*To do*.
Gather all lines in the entries that include the word "ylabel".

*Records for the task*.
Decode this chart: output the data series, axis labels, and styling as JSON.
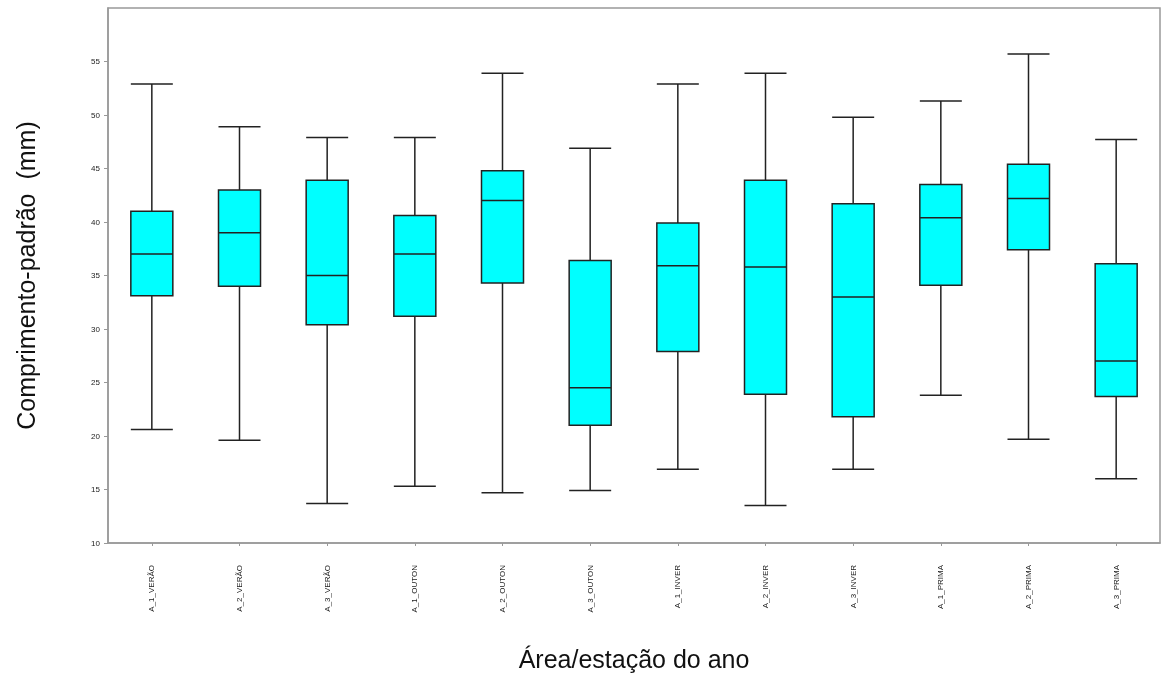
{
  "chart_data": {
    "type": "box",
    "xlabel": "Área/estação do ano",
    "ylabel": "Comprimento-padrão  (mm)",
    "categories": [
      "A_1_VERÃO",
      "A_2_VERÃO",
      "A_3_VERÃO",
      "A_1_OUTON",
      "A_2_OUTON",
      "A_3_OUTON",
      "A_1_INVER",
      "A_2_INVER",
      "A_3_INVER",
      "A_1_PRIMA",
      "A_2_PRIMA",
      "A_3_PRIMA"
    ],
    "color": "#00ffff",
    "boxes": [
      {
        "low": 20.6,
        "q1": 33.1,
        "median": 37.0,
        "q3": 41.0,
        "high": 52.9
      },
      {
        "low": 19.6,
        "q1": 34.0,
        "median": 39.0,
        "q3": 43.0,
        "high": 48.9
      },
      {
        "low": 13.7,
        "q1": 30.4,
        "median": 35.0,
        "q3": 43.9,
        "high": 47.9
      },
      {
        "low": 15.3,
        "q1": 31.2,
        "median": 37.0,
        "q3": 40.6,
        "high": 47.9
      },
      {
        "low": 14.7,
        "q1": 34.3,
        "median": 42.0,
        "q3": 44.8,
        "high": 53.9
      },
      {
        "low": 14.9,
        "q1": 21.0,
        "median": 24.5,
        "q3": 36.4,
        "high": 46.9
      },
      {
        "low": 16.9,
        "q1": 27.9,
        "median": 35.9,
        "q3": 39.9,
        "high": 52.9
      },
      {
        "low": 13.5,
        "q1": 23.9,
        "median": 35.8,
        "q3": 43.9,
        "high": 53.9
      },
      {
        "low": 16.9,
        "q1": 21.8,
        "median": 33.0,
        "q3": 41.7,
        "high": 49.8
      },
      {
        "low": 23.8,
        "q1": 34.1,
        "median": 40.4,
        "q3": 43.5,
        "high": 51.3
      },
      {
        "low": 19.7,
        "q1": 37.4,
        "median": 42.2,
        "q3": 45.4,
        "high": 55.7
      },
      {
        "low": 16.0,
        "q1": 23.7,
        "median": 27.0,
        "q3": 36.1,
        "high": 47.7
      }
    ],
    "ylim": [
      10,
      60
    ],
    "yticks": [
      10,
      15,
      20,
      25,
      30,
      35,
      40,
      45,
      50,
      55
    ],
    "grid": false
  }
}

...

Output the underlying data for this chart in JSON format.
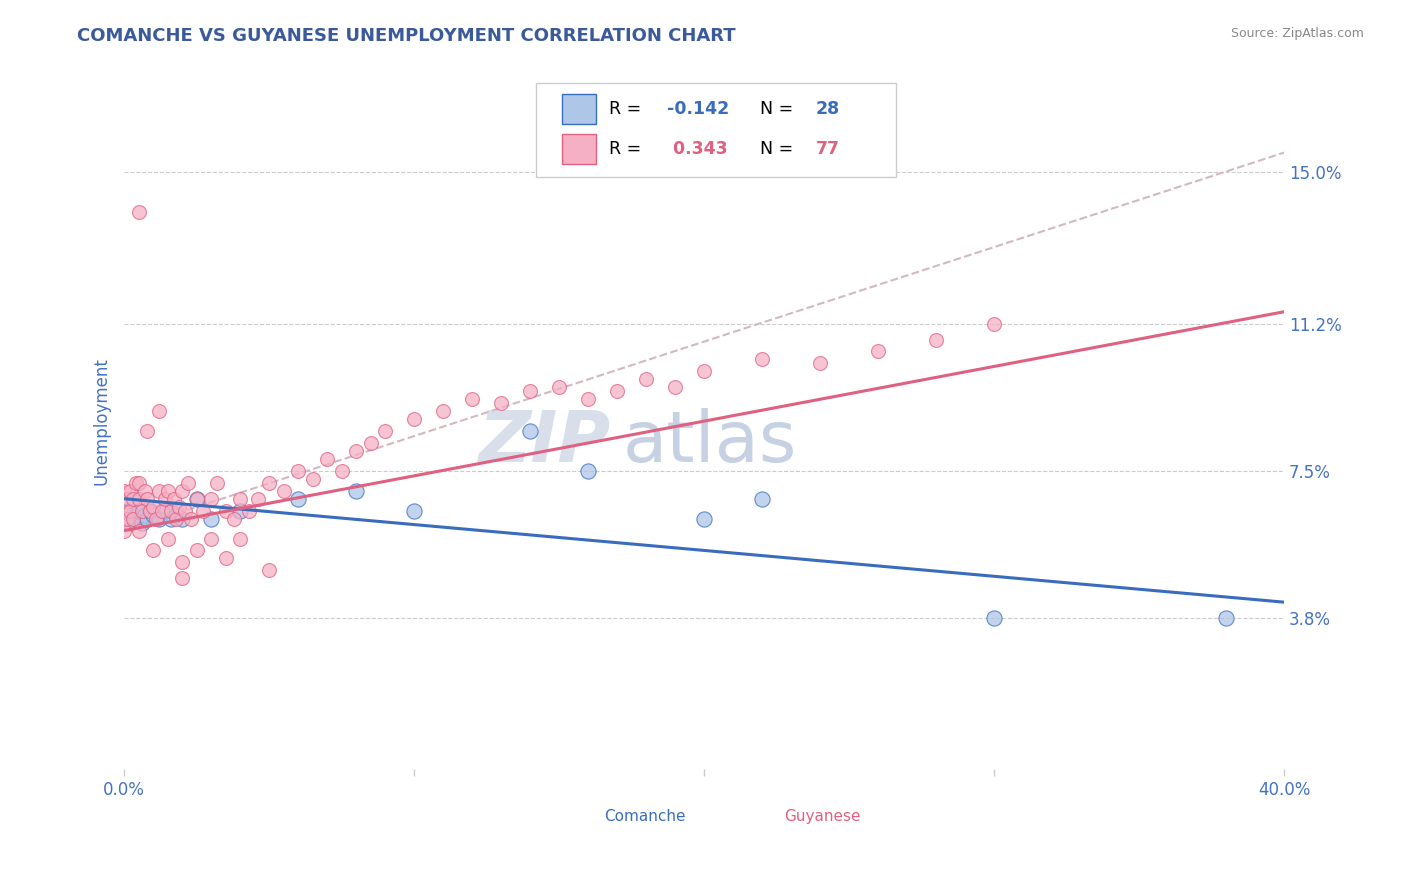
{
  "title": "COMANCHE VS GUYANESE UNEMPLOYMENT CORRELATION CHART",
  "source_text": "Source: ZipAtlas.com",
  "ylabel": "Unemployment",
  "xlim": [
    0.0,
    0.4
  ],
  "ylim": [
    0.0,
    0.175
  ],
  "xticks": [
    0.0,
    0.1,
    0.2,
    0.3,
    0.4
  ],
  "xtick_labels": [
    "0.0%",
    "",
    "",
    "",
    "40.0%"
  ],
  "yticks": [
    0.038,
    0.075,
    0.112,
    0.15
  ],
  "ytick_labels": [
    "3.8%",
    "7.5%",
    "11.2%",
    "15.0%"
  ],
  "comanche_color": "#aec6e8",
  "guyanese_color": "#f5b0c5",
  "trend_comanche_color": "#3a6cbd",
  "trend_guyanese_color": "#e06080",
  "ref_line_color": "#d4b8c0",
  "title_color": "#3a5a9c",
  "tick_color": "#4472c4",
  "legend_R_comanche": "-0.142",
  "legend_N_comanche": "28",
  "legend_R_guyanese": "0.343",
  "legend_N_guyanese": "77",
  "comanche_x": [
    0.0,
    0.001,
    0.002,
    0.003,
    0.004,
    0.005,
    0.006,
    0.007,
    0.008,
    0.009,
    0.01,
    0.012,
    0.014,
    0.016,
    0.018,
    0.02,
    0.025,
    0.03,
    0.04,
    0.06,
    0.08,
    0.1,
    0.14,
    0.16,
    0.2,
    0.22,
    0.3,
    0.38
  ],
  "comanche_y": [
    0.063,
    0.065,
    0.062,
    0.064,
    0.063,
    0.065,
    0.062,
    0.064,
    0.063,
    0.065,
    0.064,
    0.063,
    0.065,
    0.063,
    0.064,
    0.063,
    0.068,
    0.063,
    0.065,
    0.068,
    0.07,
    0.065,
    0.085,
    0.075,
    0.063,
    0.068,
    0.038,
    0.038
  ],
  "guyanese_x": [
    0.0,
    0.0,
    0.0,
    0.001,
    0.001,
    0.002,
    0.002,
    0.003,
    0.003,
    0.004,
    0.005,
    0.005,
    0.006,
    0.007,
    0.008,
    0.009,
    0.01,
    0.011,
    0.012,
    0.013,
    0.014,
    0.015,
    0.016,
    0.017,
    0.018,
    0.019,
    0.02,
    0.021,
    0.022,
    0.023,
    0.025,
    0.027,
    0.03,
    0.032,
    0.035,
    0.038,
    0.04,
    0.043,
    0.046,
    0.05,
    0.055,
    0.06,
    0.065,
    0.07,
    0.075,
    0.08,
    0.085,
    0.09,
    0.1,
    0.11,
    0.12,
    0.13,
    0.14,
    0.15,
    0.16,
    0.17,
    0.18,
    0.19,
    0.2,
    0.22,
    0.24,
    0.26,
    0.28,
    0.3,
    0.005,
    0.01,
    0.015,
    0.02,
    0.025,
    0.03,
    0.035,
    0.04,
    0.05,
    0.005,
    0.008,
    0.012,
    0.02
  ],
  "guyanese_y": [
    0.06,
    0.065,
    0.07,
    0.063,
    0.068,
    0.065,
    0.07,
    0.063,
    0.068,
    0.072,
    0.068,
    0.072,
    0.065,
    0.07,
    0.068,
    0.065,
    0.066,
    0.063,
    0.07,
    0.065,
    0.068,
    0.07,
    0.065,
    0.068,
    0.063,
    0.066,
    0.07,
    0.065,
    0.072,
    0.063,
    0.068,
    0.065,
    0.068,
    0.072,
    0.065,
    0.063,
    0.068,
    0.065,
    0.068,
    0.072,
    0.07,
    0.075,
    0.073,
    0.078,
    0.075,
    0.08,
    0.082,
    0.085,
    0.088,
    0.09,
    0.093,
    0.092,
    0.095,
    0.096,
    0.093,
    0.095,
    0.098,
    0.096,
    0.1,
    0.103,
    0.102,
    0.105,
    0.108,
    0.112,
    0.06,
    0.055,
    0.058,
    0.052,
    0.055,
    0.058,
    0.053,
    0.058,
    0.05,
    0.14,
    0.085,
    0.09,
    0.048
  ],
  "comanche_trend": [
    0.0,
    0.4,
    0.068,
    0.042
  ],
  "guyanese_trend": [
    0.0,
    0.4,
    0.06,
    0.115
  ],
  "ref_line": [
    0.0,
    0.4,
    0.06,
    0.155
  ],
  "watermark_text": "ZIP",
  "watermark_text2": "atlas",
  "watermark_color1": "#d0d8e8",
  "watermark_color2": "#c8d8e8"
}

*Solved problem*.
    "ylabel": "Comprimento-padrão  (mm)",
  "ylabel": "Unemployment",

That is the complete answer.